Return each line of the records with nothing changed, pictures excepted.

──────

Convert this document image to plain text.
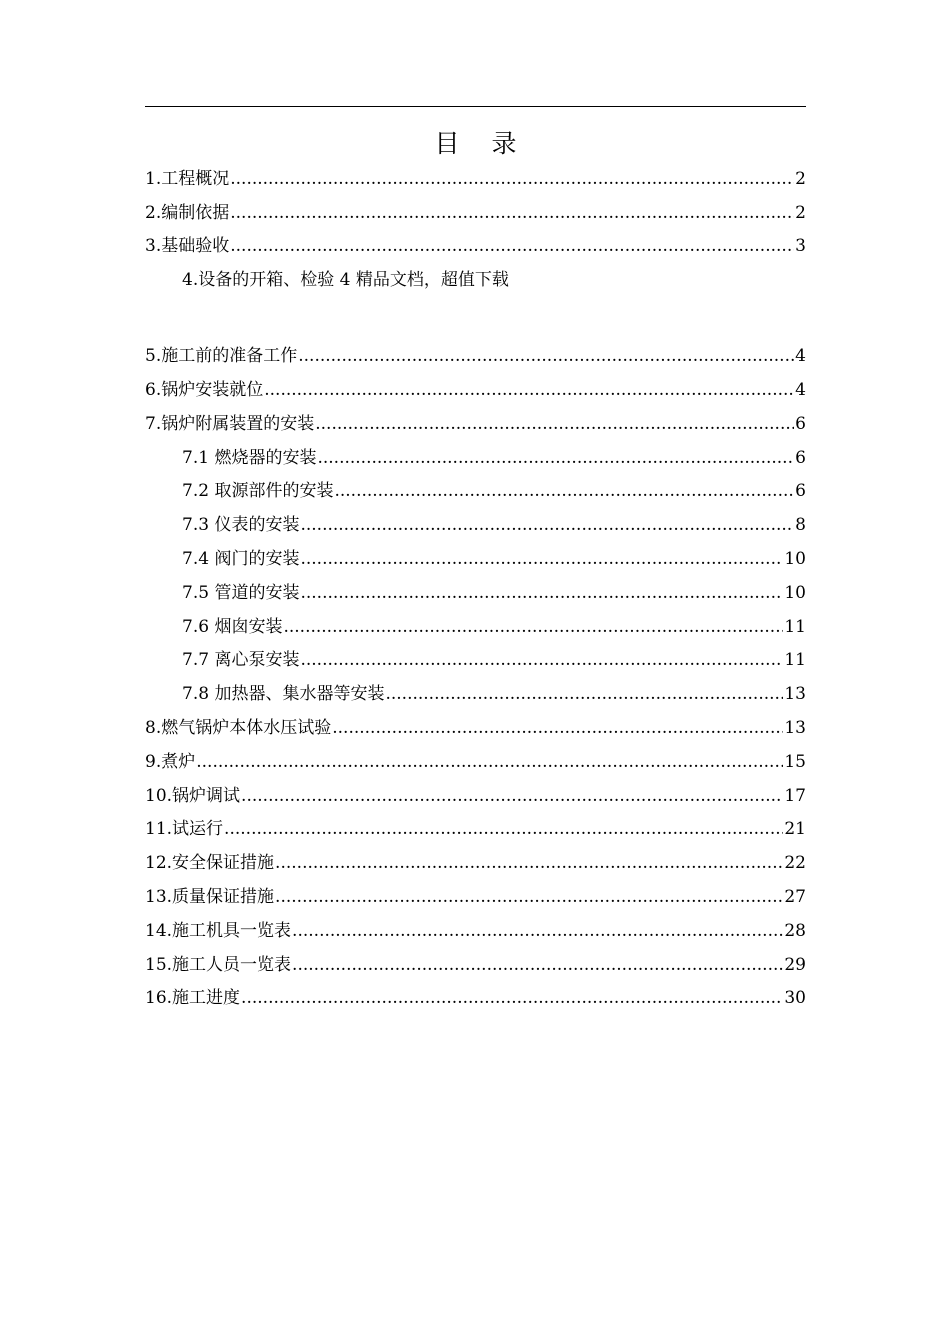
目 录
1.工程概况 .....	2
2.编制依据 .....	2
3.基础验收 .....	3
4.设备的开箱、检验 4 精品文档，超值下载
5.施工前的准备工作 .....	4
6.锅炉安装就位 .....	4
7.锅炉附属装置的安装 .....	6
7.1 燃烧器的安装 .....	6
7.2 取源部件的安装 .....	6
7.3 仪表的安装 .....	8
7.4 阀门的安装 .....	10
7.5 管道的安装 .....	10
7.6 烟囱安装 .....	11
7.7 离心泵安装 .....	11
7.8 加热器、集水器等安装 .....	13
8.燃气锅炉本体水压试验 .....	13
9.煮炉 .....	15
10.锅炉调试 .....	17
11.试运行 .....	21
12.安全保证措施 .....	22
13.质量保证措施 .....	27
14.施工机具一览表 .....	28
15.施工人员一览表 .....	29
16.施工进度 .....	30
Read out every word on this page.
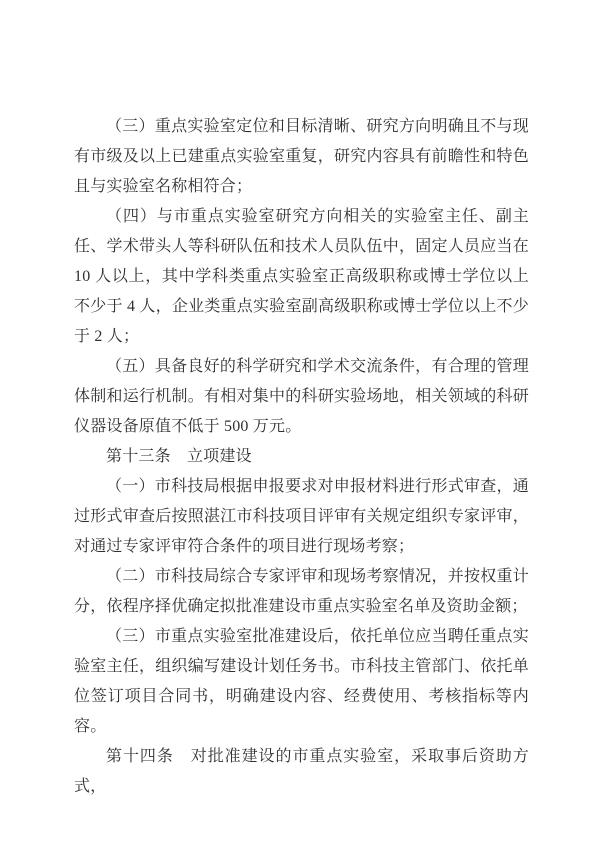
（三）重点实验室定位和目标清晰、研究方向明确且不与现有市级及以上已建重点实验室重复，研究内容具有前瞻性和特色且与实验室名称相符合；

（四）与市重点实验室研究方向相关的实验室主任、副主任、学术带头人等科研队伍和技术人员队伍中，固定人员应当在 10 人以上，其中学科类重点实验室正高级职称或博士学位以上不少于 4 人，企业类重点实验室副高级职称或博士学位以上不少于 2 人；

（五）具备良好的科学研究和学术交流条件，有合理的管理体制和运行机制。有相对集中的科研实验场地，相关领域的科研仪器设备原值不低于 500 万元。

第十三条　立项建设

（一）市科技局根据申报要求对申报材料进行形式审查，通过形式审查后按照湛江市科技项目评审有关规定组织专家评审，对通过专家评审符合条件的项目进行现场考察；

（二）市科技局综合专家评审和现场考察情况，并按权重计分，依程序择优确定拟批准建设市重点实验室名单及资助金额；

（三）市重点实验室批准建设后，依托单位应当聘任重点实验室主任，组织编写建设计划任务书。市科技主管部门、依托单位签订项目合同书，明确建设内容、经费使用、考核指标等内容。

第十四条　对批准建设的市重点实验室，采取事后资助方式，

──────

- **EXERCISE RESULT**
Convert this document image to plain text.
目 录
1.工程概况 .....	2
2.编制依据 .....	2
3.基础验收 .....	3
4.设备的开箱、检验 4 精品文档，超值下载
5.施工前的准备工作 .....	4
6.锅炉安装就位 .....	4
7.锅炉附属装置的安装 .....	6
7.1 燃烧器的安装 .....	6
7.2 取源部件的安装 .....	6
7.3 仪表的安装 .....	8
7.4 阀门的安装 .....	10
7.5 管道的安装 .....	10
7.6 烟囱安装 .....	11
7.7 离心泵安装 .....	11
7.8 加热器、集水器等安装 .....	13
8.燃气锅炉本体水压试验 .....	13
9.煮炉 .....	15
10.锅炉调试 .....	17
11.试运行 .....	21
12.安全保证措施 .....	22
13.质量保证措施 .....	27
14.施工机具一览表 .....	28
15.施工人员一览表 .....	29
16.施工进度 .....	30
Read out every word on this page.
（三）重点实验室定位和目标清晰、研究方向明确且不与现有市级及以上已建重点实验室重复，研究内容具有前瞻性和特色且与实验室名称相符合；

（四）与市重点实验室研究方向相关的实验室主任、副主任、学术带头人等科研队伍和技术人员队伍中，固定人员应当在 10 人以上，其中学科类重点实验室正高级职称或博士学位以上不少于 4 人，企业类重点实验室副高级职称或博士学位以上不少于 2 人；

（五）具备良好的科学研究和学术交流条件，有合理的管理体制和运行机制。有相对集中的科研实验场地，相关领域的科研仪器设备原值不低于 500 万元。

第十三条　立项建设

（一）市科技局根据申报要求对申报材料进行形式审查，通过形式审查后按照湛江市科技项目评审有关规定组织专家评审，对通过专家评审符合条件的项目进行现场考察；

（二）市科技局综合专家评审和现场考察情况，并按权重计分，依程序择优确定拟批准建设市重点实验室名单及资助金额；

（三）市重点实验室批准建设后，依托单位应当聘任重点实验室主任，组织编写建设计划任务书。市科技主管部门、依托单位签订项目合同书，明确建设内容、经费使用、考核指标等内容。

第十四条　对批准建设的市重点实验室，采取事后资助方式，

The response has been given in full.